TASK INSTRUCTIONS:
State the number of lines that include the string "ylabel", and write nothing else.

begin

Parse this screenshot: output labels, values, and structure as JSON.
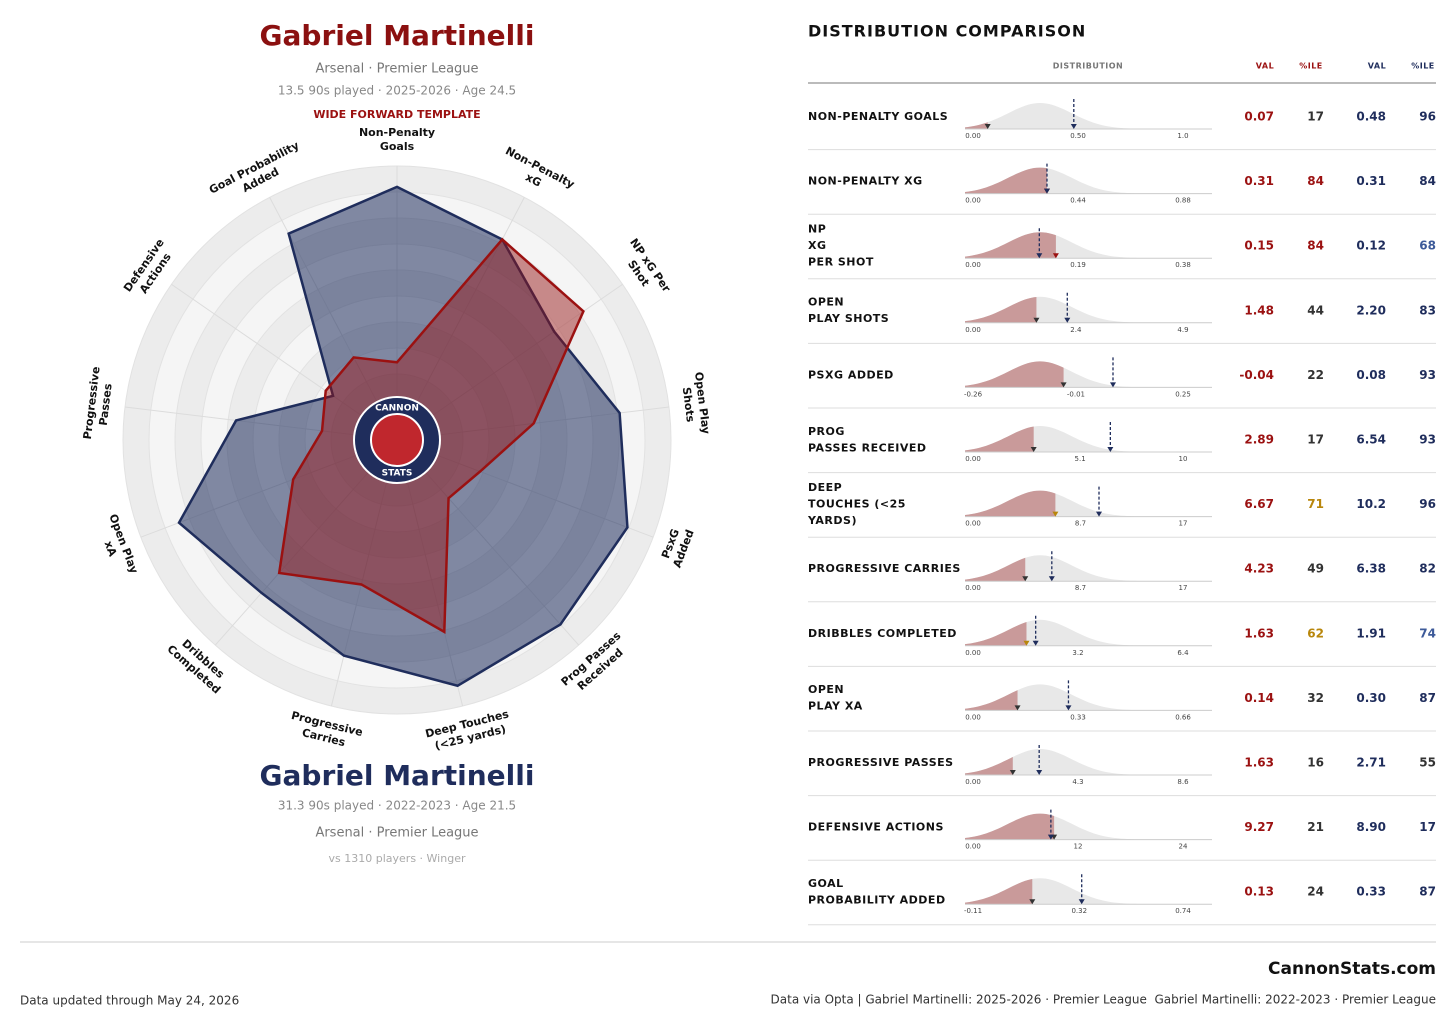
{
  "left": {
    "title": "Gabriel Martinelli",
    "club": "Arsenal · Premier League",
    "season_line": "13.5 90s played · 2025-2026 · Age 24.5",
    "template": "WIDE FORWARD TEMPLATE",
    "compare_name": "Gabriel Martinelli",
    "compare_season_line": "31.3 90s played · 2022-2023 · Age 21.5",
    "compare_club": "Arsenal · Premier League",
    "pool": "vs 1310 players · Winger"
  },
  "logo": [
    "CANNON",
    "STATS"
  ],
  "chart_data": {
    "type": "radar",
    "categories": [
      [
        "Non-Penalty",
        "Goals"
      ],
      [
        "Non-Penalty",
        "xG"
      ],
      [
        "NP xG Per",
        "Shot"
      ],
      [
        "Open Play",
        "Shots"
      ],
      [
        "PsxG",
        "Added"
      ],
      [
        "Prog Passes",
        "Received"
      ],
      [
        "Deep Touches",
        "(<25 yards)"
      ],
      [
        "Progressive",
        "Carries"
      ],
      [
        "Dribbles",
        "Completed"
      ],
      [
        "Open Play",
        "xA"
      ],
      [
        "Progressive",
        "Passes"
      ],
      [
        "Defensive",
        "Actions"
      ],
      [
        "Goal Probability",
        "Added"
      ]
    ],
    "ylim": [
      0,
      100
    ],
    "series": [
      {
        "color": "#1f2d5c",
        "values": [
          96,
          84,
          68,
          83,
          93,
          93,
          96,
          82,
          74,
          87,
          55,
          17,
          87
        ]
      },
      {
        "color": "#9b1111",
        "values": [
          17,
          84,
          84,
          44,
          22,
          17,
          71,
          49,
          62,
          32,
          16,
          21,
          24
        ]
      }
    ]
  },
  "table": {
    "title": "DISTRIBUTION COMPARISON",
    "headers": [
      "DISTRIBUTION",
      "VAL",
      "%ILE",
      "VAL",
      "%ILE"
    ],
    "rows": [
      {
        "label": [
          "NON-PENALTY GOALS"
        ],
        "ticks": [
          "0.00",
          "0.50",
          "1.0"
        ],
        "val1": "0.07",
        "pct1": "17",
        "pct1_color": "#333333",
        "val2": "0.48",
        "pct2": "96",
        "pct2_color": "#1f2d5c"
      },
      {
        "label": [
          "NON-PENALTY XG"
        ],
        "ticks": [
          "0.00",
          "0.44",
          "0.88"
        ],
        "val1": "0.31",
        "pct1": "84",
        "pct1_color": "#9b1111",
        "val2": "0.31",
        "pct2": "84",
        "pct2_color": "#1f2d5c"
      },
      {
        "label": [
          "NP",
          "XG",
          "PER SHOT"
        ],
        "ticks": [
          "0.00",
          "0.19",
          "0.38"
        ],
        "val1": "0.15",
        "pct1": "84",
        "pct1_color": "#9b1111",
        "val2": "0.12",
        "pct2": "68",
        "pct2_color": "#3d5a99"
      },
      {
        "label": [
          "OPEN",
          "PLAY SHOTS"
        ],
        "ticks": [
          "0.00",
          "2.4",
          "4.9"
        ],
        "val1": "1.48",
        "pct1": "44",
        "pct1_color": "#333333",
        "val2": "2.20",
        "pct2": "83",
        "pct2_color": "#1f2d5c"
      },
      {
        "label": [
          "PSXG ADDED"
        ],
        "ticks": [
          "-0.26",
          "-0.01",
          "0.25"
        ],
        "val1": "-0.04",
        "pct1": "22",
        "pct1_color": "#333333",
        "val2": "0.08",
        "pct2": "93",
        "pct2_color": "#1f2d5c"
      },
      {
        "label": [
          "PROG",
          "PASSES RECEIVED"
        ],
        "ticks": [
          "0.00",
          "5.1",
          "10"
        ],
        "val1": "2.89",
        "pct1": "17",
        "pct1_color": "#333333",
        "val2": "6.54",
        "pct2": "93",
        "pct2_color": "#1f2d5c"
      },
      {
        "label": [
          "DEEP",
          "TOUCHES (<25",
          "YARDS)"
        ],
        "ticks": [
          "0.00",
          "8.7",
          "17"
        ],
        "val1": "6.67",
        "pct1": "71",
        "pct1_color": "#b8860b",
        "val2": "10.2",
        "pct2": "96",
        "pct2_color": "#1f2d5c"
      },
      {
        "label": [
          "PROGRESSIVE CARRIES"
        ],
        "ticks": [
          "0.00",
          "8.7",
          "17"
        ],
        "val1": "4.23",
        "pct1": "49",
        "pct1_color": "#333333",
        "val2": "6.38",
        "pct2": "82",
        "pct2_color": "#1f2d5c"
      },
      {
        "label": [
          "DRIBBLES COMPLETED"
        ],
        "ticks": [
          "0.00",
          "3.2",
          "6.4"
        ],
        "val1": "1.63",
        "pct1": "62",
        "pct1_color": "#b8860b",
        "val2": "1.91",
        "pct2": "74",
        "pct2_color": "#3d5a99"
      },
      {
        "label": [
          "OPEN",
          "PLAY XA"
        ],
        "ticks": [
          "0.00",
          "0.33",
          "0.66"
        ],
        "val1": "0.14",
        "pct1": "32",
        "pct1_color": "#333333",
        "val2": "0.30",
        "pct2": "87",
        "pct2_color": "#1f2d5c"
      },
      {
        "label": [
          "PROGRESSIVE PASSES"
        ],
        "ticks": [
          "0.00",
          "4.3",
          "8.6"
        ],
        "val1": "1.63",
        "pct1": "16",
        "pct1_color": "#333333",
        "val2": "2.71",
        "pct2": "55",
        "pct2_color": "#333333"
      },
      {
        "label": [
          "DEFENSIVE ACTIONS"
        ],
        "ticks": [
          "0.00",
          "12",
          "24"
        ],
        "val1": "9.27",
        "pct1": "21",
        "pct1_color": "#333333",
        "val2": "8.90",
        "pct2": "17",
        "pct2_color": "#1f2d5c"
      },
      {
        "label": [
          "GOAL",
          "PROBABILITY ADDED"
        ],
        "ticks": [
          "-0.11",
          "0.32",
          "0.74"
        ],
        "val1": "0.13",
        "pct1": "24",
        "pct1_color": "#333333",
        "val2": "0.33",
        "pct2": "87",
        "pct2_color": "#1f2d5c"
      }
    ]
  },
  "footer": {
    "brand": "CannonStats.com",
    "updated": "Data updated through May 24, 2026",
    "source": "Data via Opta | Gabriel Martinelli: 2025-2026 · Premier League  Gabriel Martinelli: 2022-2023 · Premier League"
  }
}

end
begin

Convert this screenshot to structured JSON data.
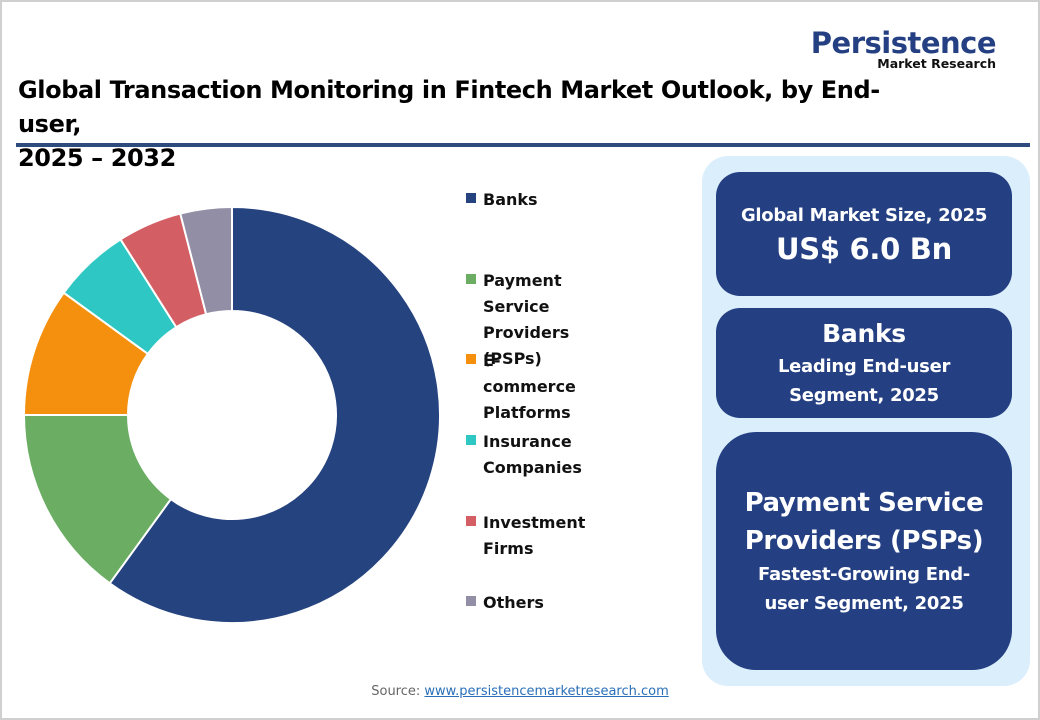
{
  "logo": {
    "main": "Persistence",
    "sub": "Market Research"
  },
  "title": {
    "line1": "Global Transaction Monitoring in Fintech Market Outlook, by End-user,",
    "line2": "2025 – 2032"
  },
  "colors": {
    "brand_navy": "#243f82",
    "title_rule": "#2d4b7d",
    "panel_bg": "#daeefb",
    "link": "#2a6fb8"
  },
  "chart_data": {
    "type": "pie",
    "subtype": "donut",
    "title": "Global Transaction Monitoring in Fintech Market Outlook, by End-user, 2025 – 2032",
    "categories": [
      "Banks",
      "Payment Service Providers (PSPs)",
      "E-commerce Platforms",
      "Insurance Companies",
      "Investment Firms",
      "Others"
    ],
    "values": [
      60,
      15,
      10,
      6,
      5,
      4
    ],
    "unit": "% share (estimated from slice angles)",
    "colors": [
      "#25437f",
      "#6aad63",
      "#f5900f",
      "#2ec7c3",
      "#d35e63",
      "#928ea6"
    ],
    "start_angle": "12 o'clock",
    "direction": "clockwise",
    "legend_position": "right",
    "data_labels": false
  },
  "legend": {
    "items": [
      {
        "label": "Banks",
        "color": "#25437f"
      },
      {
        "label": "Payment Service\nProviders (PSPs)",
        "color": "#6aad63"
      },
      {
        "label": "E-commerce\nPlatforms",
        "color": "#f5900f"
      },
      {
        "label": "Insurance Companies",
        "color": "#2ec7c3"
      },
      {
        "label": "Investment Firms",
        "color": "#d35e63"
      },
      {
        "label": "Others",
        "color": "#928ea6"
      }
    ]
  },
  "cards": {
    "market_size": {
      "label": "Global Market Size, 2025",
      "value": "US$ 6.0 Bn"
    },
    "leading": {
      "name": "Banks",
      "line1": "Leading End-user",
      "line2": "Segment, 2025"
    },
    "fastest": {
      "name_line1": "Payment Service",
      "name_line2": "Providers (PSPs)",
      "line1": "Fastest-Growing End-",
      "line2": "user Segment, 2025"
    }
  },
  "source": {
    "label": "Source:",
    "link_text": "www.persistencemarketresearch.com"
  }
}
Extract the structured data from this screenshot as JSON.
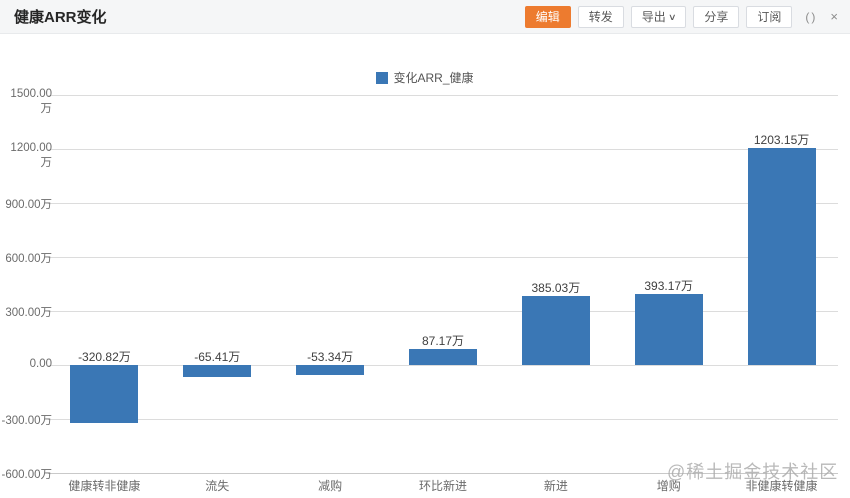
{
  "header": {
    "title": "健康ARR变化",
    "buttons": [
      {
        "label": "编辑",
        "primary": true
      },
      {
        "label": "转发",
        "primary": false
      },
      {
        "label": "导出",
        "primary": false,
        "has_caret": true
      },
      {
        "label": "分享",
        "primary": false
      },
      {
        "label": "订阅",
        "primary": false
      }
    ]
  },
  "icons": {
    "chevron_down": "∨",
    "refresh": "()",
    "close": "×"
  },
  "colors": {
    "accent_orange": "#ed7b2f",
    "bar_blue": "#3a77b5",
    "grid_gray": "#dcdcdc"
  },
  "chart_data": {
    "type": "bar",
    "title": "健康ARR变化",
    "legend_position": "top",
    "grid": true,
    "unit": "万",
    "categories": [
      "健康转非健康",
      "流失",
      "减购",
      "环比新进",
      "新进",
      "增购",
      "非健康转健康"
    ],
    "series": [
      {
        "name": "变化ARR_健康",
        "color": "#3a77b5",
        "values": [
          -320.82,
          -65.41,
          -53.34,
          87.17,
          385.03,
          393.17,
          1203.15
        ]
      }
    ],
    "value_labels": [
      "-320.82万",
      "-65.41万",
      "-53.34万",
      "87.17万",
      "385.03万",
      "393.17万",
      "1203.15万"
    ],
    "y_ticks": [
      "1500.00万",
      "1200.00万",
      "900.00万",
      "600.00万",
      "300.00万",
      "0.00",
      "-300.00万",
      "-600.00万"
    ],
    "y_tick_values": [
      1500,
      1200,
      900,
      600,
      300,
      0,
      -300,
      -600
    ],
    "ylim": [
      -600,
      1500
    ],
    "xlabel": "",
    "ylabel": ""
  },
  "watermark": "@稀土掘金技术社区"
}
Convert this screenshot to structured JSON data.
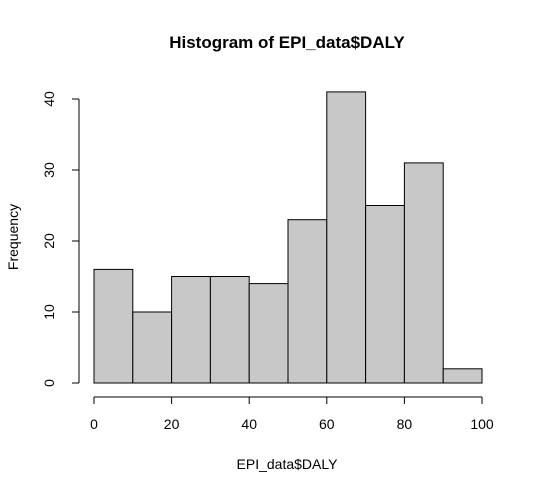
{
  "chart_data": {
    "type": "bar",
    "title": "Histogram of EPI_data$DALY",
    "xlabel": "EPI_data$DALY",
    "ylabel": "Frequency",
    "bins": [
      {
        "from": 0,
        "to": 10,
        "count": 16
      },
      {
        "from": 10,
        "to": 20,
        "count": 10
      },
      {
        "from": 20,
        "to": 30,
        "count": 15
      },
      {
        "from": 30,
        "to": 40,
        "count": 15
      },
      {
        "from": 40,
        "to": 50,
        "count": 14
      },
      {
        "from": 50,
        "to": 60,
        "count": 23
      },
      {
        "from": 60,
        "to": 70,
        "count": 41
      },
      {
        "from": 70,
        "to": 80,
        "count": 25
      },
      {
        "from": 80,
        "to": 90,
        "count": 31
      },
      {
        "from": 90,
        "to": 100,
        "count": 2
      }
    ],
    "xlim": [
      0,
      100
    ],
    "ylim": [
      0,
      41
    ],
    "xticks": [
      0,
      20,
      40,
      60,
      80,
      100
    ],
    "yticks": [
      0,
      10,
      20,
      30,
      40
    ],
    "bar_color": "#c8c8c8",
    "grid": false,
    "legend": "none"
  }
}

end
begin

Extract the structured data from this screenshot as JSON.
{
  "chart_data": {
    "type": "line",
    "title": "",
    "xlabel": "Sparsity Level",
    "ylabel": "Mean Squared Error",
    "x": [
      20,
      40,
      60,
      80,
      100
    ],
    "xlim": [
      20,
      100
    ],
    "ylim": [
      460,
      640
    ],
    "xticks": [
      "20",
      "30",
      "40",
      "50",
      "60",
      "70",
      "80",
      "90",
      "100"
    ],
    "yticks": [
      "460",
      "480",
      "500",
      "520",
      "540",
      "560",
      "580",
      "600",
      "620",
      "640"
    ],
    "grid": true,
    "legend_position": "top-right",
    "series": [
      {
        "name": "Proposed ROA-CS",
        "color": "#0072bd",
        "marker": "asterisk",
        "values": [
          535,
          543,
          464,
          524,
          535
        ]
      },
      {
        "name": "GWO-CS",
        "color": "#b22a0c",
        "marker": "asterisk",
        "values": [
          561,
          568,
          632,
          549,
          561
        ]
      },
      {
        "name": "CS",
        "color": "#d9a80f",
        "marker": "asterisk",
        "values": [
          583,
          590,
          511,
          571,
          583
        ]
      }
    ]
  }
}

end

FINISHED TASK:
3